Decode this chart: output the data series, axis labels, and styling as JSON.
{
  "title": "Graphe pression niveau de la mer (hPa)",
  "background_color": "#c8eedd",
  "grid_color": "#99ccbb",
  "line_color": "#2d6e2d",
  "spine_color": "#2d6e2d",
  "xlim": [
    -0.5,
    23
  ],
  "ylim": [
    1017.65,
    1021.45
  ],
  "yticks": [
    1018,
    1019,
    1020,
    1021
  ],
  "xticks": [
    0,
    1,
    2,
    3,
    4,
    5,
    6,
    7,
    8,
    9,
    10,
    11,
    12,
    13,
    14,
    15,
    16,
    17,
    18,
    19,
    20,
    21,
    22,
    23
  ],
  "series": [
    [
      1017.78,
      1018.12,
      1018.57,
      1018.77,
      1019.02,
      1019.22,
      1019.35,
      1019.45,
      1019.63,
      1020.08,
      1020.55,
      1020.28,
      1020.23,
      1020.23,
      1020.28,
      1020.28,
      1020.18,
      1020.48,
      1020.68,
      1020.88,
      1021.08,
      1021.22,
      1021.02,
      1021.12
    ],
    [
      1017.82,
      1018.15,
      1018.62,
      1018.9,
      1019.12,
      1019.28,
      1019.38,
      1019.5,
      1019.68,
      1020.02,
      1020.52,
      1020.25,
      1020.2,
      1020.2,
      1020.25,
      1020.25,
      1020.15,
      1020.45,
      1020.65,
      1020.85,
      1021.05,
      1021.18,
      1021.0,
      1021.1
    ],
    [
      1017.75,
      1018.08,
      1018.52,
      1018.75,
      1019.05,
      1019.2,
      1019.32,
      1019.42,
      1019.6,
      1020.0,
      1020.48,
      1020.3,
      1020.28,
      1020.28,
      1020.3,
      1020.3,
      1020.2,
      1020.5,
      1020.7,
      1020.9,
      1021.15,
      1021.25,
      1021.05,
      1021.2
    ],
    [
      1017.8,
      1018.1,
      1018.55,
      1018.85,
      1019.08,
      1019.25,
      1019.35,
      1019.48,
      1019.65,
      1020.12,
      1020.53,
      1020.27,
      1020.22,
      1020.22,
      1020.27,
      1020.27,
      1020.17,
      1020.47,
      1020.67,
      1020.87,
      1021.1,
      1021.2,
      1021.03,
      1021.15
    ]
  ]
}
******************************
● **TO DO**: Select the lines that carry the string "series" and copy them.

● **EXERCISE SOLUTION**:
Decode this chart: output the data series, axis labels, and styling as JSON.
  "series": [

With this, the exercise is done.